-- START --
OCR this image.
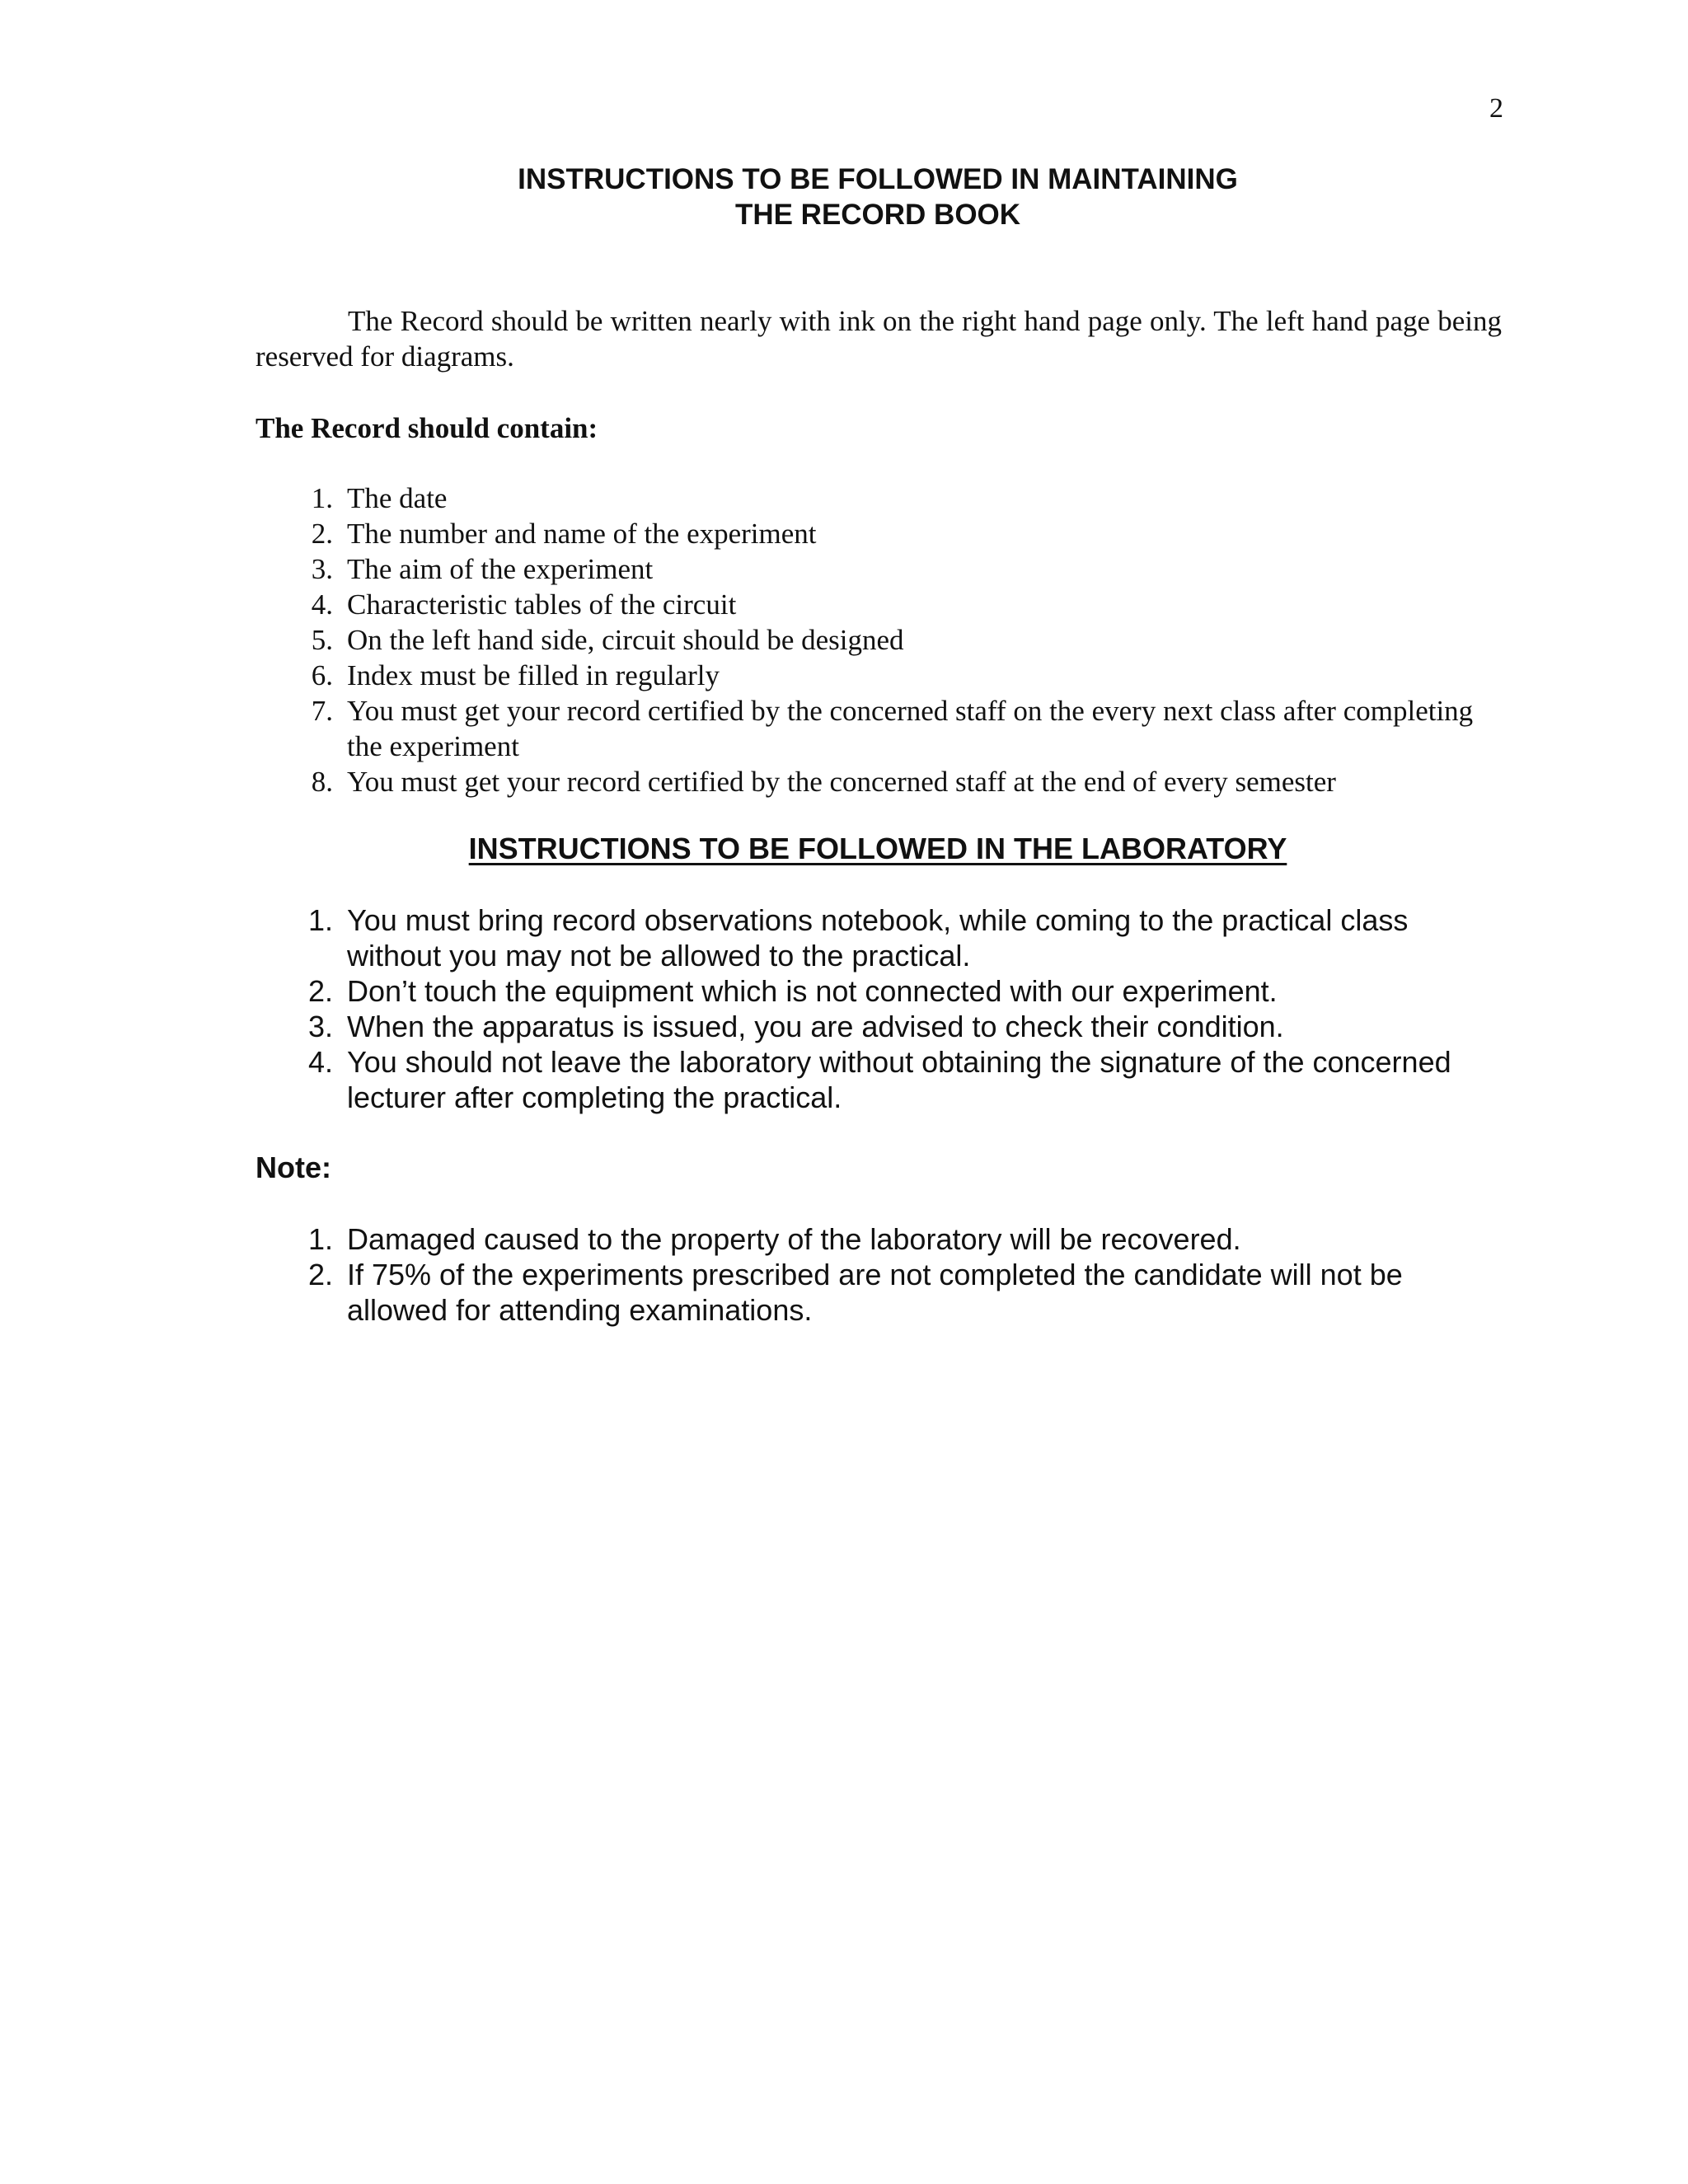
2
INSTRUCTIONS TO BE FOLLOWED IN MAINTAINING
THE RECORD BOOK

The Record should be written nearly with ink on the right hand page only. The left hand page being reserved for diagrams.

The Record should contain:
1. The date
2. The number and name of the experiment
3. The aim of the experiment
4. Characteristic tables of the circuit
5. On the left hand side, circuit should be designed
6. Index must be filled in regularly
7. You must get your record certified by the concerned staff on the every next class after completing the experiment
8. You must get your record certified by the concerned staff at the end of every semester
INSTRUCTIONS TO BE FOLLOWED IN THE LABORATORY
1. You must bring record observations notebook, while coming to the practical class without you may not be allowed to the practical.
2. Don’t touch the equipment which is not connected with our experiment.
3. When the apparatus is issued, you are advised to check their condition.
4. You should not leave the laboratory without obtaining the signature of the concerned lecturer after completing the practical.
Note:
1. Damaged caused to the property of the laboratory will be recovered.
2. If 75% of the experiments prescribed are not completed the candidate will not be allowed for attending examinations.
-- END --
--- What the task requires ---
Copy the records above exactly, leaving out every picture.

--- Solution ---
OCR this image.
2
INSTRUCTIONS TO BE FOLLOWED IN MAINTAINING
THE RECORD BOOK

The Record should be written nearly with ink on the right hand page only. The left hand page being reserved for diagrams.

The Record should contain:
1. The date
2. The number and name of the experiment
3. The aim of the experiment
4. Characteristic tables of the circuit
5. On the left hand side, circuit should be designed
6. Index must be filled in regularly
7. You must get your record certified by the concerned staff on the every next class after completing the experiment
8. You must get your record certified by the concerned staff at the end of every semester
INSTRUCTIONS TO BE FOLLOWED IN THE LABORATORY
1. You must bring record observations notebook, while coming to the practical class without you may not be allowed to the practical.
2. Don’t touch the equipment which is not connected with our experiment.
3. When the apparatus is issued, you are advised to check their condition.
4. You should not leave the laboratory without obtaining the signature of the concerned lecturer after completing the practical.
Note:
1. Damaged caused to the property of the laboratory will be recovered.
2. If 75% of the experiments prescribed are not completed the candidate will not be allowed for attending examinations.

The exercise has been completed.